What needs to be done: Examine each line of the data. Copy those that contain the string "written".

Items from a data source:
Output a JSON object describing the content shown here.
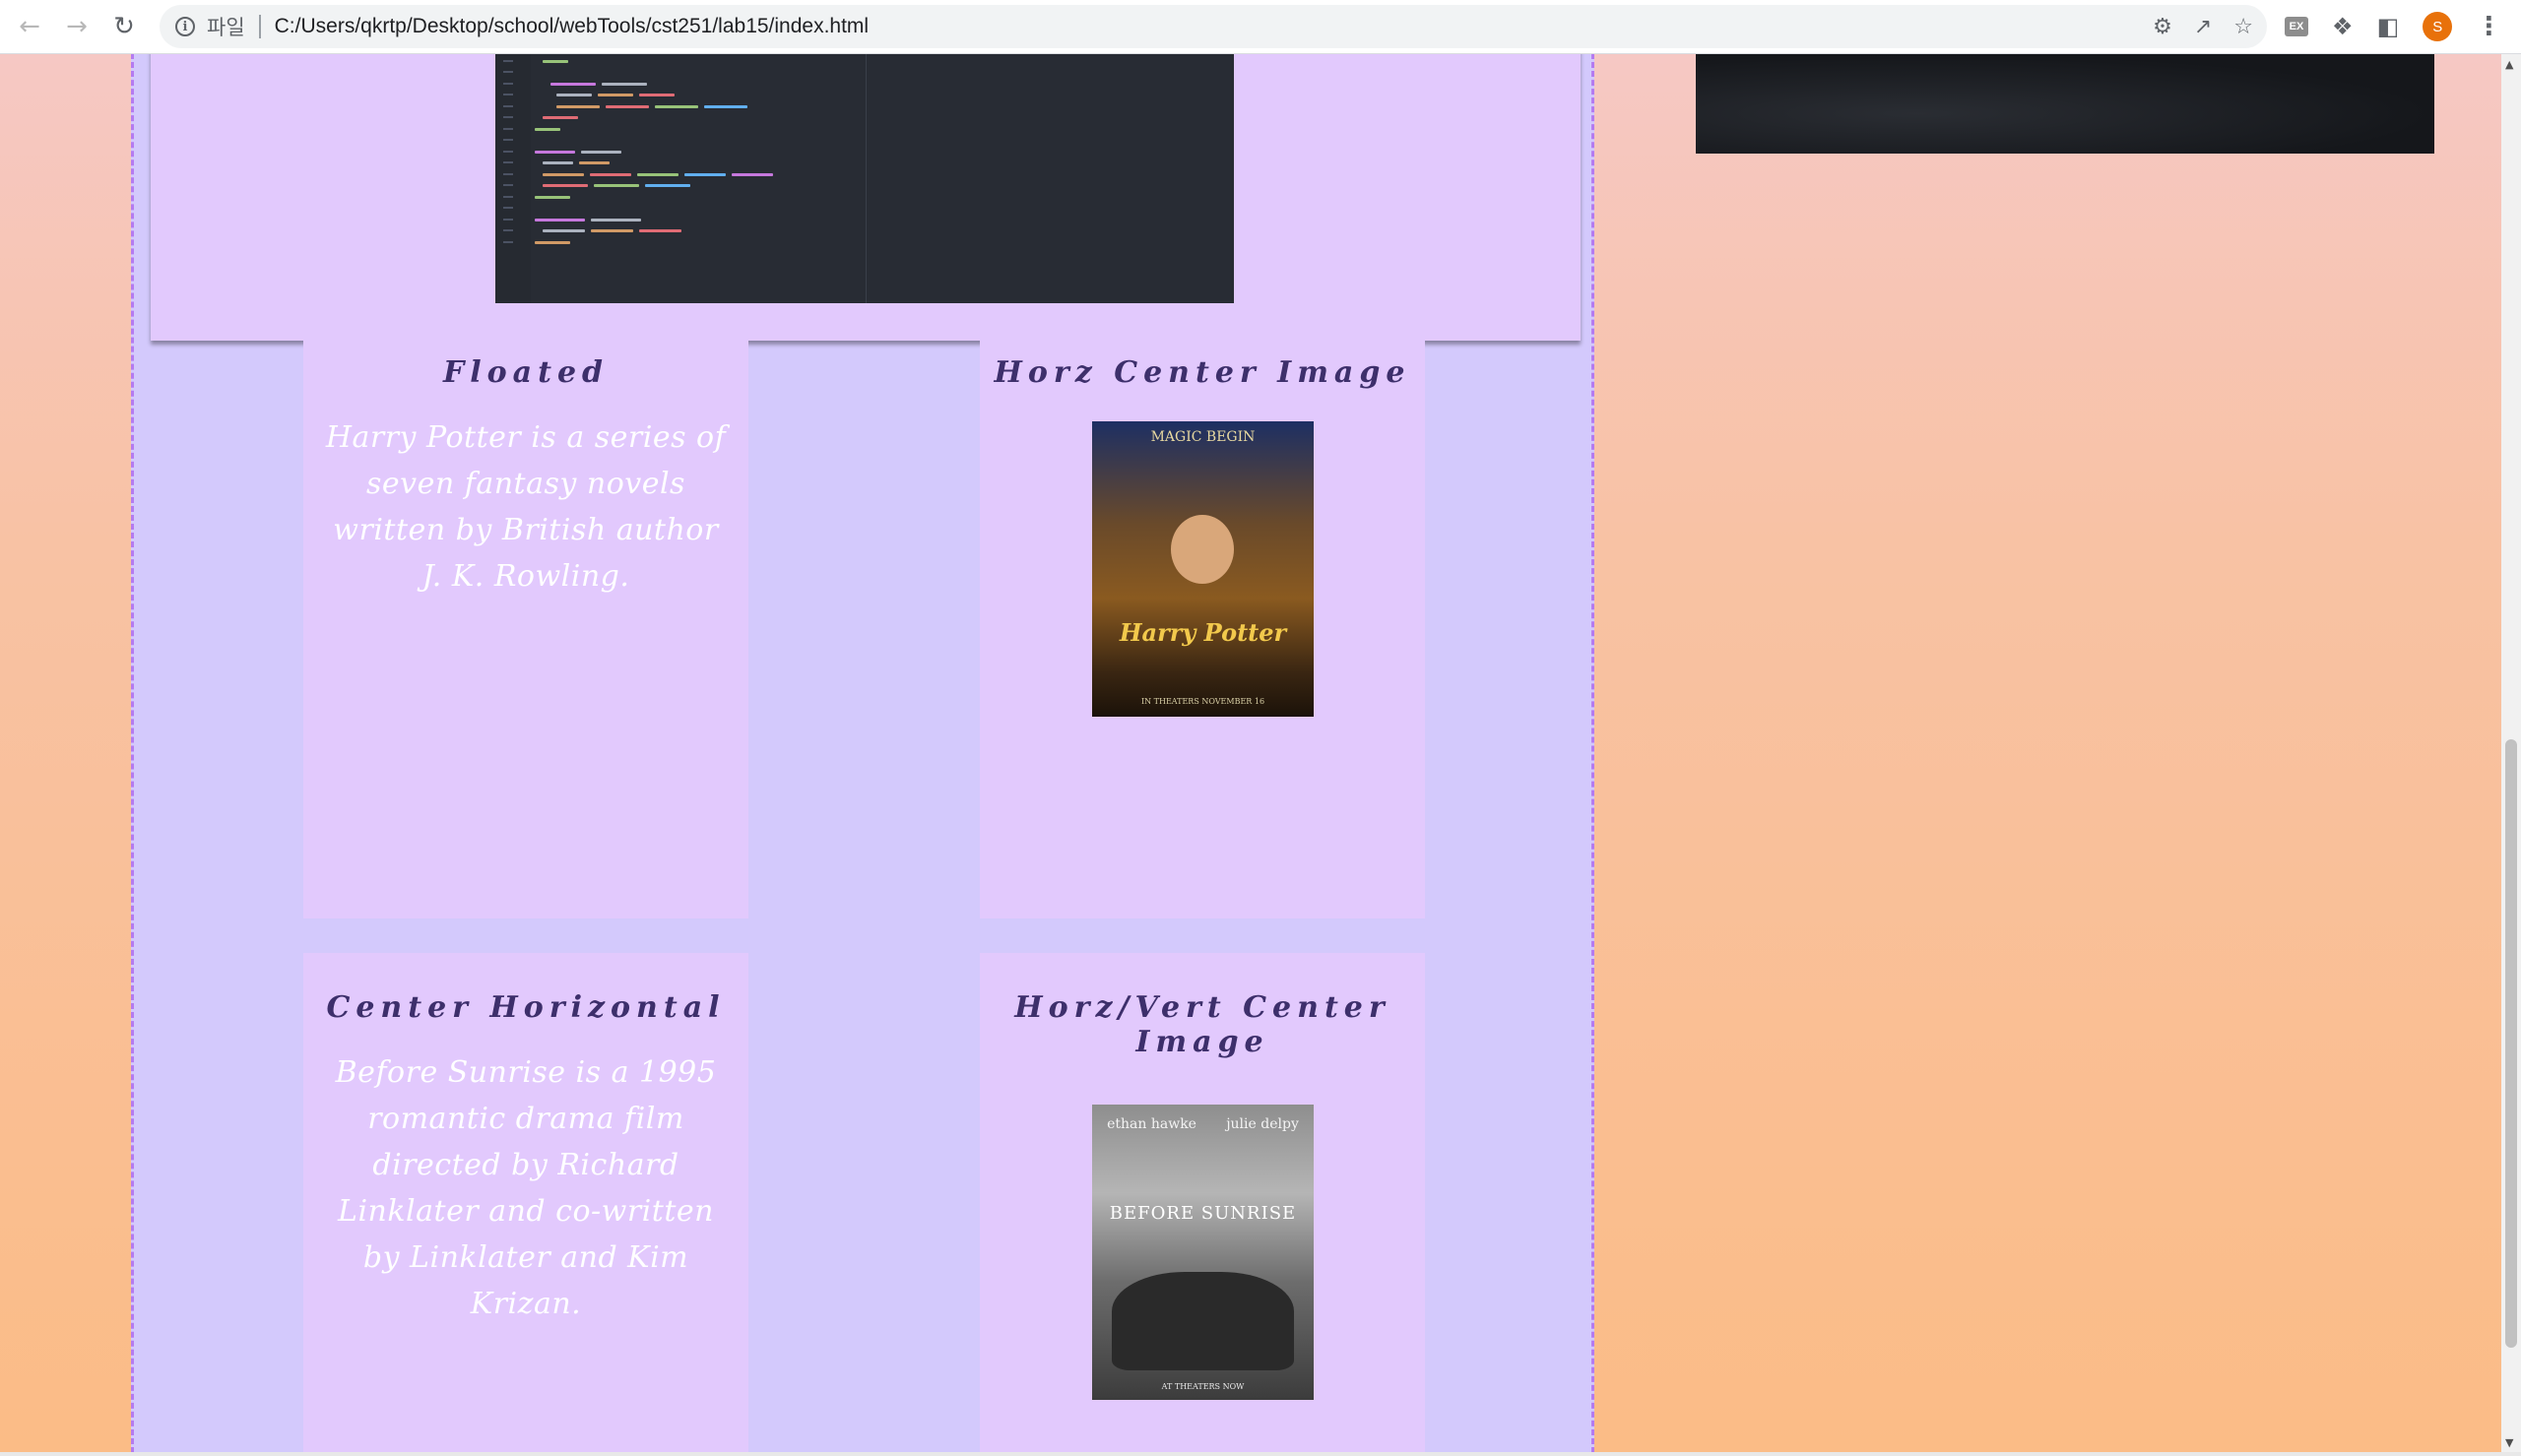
{
  "browser": {
    "scheme_label": "파일",
    "url": "C:/Users/qkrtp/Desktop/school/webTools/cst251/lab15/index.html",
    "profile_initial": "S",
    "extension_badge": "EX"
  },
  "cards": {
    "floated": {
      "title": "Floated",
      "text": "Harry Potter is a series of seven fantasy novels written by British author J. K. Rowling."
    },
    "horz_center_image": {
      "title": "Horz Center Image"
    },
    "center_horizontal": {
      "title": "Center Horizontal",
      "text": "Before Sunrise is a 1995 romantic drama film directed by Richard Linklater and co-written by Linklater and Kim Krizan."
    },
    "horz_vert_center_image": {
      "title": "Horz/Vert Center Image"
    }
  },
  "posters": {
    "harry_potter": {
      "top_text": "MAGIC BEGIN",
      "logo_text": "Harry Potter",
      "bottom_text": "IN THEATERS NOVEMBER 16"
    },
    "before_sunrise": {
      "actors": [
        "ethan hawke",
        "julie delpy"
      ],
      "logo_text": "BEFORE SUNRISE",
      "bottom_text": "AT THEATERS NOW"
    }
  },
  "colors": {
    "main_column": "#d3c9fc",
    "card": "#e2c9fd",
    "dashed_border": "#b47bf0",
    "title_text": "#3d2f6b",
    "body_text": "#ffffff",
    "avatar": "#e8710a"
  }
}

Answer for the task:
      "text": "Harry Potter is a series of seven fantasy novels written by British author J. K. Rowling."
      "text": "Before Sunrise is a 1995 romantic drama film directed by Richard Linklater and co-written by Linklater and Kim Krizan."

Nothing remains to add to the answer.